⟨

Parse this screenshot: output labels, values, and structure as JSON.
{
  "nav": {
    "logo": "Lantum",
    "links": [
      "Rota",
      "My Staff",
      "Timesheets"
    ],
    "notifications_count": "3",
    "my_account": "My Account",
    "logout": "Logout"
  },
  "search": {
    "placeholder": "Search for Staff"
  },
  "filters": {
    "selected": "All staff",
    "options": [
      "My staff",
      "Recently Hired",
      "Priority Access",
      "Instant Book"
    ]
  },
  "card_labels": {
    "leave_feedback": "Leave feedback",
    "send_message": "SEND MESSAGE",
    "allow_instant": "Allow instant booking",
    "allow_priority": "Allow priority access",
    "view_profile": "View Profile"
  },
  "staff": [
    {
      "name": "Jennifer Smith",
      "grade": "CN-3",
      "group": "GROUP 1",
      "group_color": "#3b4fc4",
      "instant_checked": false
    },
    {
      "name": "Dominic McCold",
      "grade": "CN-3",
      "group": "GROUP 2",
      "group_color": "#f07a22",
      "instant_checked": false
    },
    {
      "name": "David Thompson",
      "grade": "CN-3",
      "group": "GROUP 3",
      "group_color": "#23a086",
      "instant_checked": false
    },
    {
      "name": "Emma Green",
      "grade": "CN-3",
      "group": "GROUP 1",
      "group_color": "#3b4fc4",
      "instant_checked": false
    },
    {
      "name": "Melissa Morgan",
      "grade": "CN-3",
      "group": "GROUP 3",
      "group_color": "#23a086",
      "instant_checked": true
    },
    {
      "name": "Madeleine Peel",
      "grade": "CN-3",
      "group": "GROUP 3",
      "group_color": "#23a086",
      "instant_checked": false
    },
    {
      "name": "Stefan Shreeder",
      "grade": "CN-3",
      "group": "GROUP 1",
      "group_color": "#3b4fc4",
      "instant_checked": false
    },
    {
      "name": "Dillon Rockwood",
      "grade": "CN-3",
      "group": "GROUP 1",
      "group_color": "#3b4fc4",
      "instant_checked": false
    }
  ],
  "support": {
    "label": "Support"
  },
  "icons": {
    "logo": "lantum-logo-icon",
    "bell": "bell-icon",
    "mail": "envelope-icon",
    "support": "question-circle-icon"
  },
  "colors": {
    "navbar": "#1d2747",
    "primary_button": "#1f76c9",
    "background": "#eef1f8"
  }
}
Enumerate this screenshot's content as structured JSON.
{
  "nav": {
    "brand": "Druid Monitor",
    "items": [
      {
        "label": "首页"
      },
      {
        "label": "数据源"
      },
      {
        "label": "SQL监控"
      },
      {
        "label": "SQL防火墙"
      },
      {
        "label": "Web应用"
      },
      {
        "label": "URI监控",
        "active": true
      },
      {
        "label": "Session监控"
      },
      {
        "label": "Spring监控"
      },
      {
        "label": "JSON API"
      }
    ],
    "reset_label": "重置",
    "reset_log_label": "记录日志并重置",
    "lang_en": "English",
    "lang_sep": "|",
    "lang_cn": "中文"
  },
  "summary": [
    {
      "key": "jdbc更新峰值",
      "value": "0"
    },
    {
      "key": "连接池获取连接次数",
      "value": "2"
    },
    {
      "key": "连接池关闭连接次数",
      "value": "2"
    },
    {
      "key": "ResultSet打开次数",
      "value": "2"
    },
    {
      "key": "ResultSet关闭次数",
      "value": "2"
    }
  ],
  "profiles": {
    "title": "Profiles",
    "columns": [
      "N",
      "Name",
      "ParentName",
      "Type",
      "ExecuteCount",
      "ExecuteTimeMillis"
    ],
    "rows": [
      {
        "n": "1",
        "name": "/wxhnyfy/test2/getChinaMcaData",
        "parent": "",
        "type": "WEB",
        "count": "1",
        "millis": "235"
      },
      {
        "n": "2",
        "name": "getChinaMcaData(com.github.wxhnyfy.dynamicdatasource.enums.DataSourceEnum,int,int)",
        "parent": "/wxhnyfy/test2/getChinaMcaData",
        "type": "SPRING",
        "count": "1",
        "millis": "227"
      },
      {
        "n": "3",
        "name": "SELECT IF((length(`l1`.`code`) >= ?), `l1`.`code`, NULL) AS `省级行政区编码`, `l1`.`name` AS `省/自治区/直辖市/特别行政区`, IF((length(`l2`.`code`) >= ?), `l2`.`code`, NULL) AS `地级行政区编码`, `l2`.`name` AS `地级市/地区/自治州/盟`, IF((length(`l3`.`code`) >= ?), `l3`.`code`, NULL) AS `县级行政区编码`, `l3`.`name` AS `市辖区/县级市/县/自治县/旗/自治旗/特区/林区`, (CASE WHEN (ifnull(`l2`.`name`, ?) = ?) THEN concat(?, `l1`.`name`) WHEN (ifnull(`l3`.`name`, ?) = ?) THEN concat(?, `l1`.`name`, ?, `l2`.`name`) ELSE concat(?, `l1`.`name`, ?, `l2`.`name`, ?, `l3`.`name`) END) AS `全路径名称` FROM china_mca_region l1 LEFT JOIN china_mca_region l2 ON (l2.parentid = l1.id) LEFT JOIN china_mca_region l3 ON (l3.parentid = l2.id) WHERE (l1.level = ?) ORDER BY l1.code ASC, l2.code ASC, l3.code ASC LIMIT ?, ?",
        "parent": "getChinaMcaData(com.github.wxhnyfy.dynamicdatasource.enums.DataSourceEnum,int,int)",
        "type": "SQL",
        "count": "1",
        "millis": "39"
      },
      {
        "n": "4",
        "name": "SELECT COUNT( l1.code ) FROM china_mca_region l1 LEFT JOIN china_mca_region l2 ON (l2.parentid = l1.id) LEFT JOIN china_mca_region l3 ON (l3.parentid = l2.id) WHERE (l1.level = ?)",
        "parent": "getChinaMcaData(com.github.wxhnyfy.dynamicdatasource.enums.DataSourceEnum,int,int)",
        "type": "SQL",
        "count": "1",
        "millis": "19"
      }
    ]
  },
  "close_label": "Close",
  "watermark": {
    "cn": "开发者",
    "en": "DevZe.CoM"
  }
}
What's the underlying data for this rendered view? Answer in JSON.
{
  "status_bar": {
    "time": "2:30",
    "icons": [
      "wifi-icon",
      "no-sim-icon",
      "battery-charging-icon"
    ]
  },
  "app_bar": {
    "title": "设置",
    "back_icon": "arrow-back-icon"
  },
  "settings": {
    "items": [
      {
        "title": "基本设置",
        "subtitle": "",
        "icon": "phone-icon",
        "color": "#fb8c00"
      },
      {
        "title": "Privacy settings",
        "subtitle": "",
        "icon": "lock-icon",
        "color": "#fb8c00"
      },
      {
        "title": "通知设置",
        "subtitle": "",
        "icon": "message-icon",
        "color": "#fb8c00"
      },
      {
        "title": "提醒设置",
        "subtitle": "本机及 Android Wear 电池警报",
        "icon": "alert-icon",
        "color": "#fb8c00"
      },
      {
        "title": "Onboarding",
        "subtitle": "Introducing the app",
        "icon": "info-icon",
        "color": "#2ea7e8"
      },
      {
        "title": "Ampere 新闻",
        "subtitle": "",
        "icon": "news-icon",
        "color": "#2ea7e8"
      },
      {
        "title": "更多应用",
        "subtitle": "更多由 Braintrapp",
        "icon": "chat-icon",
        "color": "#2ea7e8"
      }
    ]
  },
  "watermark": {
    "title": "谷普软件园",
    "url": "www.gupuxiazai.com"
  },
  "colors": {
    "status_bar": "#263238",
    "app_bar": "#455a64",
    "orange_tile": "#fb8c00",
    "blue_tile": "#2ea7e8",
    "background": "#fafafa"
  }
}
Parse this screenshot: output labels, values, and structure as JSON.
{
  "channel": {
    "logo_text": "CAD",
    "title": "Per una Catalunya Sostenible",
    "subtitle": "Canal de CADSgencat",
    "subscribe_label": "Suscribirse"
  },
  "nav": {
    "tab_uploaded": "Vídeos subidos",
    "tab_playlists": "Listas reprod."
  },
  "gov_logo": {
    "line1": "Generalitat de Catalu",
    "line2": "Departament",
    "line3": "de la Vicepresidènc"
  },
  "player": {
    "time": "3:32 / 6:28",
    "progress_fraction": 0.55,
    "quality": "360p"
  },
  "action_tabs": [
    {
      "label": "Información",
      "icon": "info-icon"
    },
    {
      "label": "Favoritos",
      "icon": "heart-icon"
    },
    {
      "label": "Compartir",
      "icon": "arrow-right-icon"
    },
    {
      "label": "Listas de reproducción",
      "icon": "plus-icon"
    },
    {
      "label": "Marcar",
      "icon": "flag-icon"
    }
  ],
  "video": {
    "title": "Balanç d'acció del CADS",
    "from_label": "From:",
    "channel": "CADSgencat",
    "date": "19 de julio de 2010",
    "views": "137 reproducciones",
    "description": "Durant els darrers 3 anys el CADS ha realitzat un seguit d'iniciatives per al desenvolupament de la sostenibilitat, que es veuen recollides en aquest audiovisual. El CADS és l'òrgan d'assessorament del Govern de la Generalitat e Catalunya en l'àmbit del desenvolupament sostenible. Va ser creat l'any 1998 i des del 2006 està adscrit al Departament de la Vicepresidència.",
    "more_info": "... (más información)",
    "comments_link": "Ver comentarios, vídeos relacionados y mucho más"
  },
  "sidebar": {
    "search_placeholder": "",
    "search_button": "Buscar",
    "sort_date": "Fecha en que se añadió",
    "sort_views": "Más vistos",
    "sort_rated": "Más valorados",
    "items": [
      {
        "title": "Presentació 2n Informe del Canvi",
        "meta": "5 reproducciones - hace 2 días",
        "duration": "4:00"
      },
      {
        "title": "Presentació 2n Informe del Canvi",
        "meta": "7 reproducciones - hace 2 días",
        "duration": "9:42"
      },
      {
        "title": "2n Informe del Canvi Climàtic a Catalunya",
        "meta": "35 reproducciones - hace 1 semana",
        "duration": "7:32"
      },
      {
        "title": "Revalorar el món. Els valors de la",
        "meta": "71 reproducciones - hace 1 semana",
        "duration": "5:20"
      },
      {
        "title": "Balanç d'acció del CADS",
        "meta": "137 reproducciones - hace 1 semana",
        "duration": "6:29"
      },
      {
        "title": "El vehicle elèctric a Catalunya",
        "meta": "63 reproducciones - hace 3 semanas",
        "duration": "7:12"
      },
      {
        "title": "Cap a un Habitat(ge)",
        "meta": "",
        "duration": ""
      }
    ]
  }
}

⟩

### What is required:
Go through the records and pull out each line that includes the word "background".

### Written solution:
    "background": "#eef1f8"
    "background": "#fafafa"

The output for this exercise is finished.